#### WHAT YOU SHOULD DO:
Copy the following entries verbatim, line for line.

#### MATERIAL SHOWN:
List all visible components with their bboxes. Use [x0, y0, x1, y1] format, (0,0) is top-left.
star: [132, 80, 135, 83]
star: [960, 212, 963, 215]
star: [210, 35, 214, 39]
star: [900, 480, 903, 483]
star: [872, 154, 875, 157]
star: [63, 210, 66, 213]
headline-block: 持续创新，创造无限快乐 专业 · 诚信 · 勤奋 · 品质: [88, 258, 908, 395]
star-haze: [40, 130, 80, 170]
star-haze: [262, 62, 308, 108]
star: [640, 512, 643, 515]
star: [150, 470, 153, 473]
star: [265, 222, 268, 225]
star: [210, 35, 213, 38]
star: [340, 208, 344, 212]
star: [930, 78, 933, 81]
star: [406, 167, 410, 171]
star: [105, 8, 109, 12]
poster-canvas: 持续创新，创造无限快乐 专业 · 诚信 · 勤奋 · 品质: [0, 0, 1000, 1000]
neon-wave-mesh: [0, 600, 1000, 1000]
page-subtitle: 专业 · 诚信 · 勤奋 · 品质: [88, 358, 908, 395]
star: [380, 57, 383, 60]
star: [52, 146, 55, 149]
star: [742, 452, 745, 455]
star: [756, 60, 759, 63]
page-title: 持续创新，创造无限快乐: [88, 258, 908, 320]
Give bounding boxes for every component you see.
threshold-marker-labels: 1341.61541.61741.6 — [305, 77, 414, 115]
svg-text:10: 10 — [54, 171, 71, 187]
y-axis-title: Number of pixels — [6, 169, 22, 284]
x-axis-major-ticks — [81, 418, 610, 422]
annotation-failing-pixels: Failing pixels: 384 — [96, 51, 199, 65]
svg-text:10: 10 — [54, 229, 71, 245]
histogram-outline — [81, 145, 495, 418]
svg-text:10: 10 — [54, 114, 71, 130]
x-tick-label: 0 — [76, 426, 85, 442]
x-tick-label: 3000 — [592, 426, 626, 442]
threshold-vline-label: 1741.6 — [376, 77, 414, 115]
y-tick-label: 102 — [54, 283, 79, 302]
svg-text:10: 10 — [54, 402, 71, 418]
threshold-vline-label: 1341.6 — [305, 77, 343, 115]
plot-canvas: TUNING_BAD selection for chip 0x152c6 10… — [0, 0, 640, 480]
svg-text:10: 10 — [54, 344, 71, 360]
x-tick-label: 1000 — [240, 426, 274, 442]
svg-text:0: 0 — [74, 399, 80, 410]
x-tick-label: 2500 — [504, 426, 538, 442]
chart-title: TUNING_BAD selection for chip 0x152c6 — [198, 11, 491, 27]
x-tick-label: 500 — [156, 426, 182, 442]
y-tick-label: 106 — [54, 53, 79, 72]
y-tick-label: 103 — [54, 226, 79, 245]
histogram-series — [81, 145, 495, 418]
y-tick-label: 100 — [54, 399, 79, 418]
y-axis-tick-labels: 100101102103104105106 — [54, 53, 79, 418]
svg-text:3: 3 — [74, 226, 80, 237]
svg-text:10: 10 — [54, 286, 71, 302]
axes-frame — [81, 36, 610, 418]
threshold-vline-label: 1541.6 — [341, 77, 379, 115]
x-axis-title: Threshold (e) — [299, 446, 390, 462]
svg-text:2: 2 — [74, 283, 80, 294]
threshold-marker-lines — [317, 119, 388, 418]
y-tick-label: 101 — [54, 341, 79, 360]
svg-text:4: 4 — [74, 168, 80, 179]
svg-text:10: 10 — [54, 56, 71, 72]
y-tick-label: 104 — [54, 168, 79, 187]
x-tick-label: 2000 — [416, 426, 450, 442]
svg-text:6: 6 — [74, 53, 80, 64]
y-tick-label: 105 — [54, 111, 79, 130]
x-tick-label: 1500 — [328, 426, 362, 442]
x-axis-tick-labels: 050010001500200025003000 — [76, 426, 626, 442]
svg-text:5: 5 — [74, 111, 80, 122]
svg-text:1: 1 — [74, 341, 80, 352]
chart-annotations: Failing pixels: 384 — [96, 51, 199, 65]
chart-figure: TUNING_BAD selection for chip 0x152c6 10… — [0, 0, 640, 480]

#### ANSWER TO THIS TASK:
List all visible components with their bboxes. Use [x0, y0, x1, y1] format, (0,0) is top-left.
star: [132, 80, 135, 83]
star: [960, 212, 963, 215]
star: [210, 35, 214, 39]
star: [900, 480, 903, 483]
star: [872, 154, 875, 157]
star: [63, 210, 66, 213]
headline-block: 持续创新，创造无限快乐 专业 · 诚信 · 勤奋 · 品质: [88, 258, 908, 395]
star-haze: [40, 130, 80, 170]
star-haze: [262, 62, 308, 108]
star: [640, 512, 643, 515]
star: [150, 470, 153, 473]
star: [265, 222, 268, 225]
star: [210, 35, 213, 38]
star: [340, 208, 344, 212]
star: [930, 78, 933, 81]
star: [406, 167, 410, 171]
star: [105, 8, 109, 12]
poster-canvas: 持续创新，创造无限快乐 专业 · 诚信 · 勤奋 · 品质: [0, 0, 1000, 1000]
neon-wave-mesh: [0, 600, 1000, 1000]
page-subtitle: 专业 · 诚信 · 勤奋 · 品质: [88, 358, 908, 395]
star: [380, 57, 383, 60]
star: [52, 146, 55, 149]
star: [742, 452, 745, 455]
star: [756, 60, 759, 63]
page-title: 持续创新，创造无限快乐: [88, 258, 908, 320]
Give bounding boxes for every component you see.
threshold-marker-labels: 1341.61541.61741.6 — [305, 77, 414, 115]
svg-text:10: 10 — [54, 171, 71, 187]
y-axis-title: Number of pixels — [6, 169, 22, 284]
x-axis-major-ticks — [81, 418, 610, 422]
annotation-failing-pixels: Failing pixels: 384 — [96, 51, 199, 65]
svg-text:10: 10 — [54, 229, 71, 245]
histogram-outline — [81, 145, 495, 418]
svg-text:10: 10 — [54, 114, 71, 130]
x-tick-label: 0 — [76, 426, 85, 442]
x-tick-label: 3000 — [592, 426, 626, 442]
threshold-vline-label: 1741.6 — [376, 77, 414, 115]
y-tick-label: 102 — [54, 283, 79, 302]
svg-text:10: 10 — [54, 402, 71, 418]
threshold-vline-label: 1341.6 — [305, 77, 343, 115]
plot-canvas: TUNING_BAD selection for chip 0x152c6 10… — [0, 0, 640, 480]
svg-text:10: 10 — [54, 344, 71, 360]
x-tick-label: 1000 — [240, 426, 274, 442]
svg-text:0: 0 — [74, 399, 80, 410]
x-tick-label: 2500 — [504, 426, 538, 442]
chart-title: TUNING_BAD selection for chip 0x152c6 — [198, 11, 491, 27]
x-tick-label: 500 — [156, 426, 182, 442]
y-tick-label: 106 — [54, 53, 79, 72]
y-tick-label: 103 — [54, 226, 79, 245]
histogram-series — [81, 145, 495, 418]
y-tick-label: 100 — [54, 399, 79, 418]
y-axis-tick-labels: 100101102103104105106 — [54, 53, 79, 418]
svg-text:3: 3 — [74, 226, 80, 237]
svg-text:10: 10 — [54, 286, 71, 302]
axes-frame — [81, 36, 610, 418]
threshold-vline-label: 1541.6 — [341, 77, 379, 115]
x-axis-title: Threshold (e) — [299, 446, 390, 462]
svg-text:2: 2 — [74, 283, 80, 294]
threshold-marker-lines — [317, 119, 388, 418]
y-tick-label: 101 — [54, 341, 79, 360]
svg-text:4: 4 — [74, 168, 80, 179]
svg-text:10: 10 — [54, 56, 71, 72]
y-tick-label: 104 — [54, 168, 79, 187]
x-tick-label: 2000 — [416, 426, 450, 442]
svg-text:6: 6 — [74, 53, 80, 64]
y-tick-label: 105 — [54, 111, 79, 130]
x-tick-label: 1500 — [328, 426, 362, 442]
x-axis-tick-labels: 050010001500200025003000 — [76, 426, 626, 442]
svg-text:5: 5 — [74, 111, 80, 122]
svg-text:1: 1 — [74, 341, 80, 352]
chart-annotations: Failing pixels: 384 — [96, 51, 199, 65]
chart-figure: TUNING_BAD selection for chip 0x152c6 10… — [0, 0, 640, 480]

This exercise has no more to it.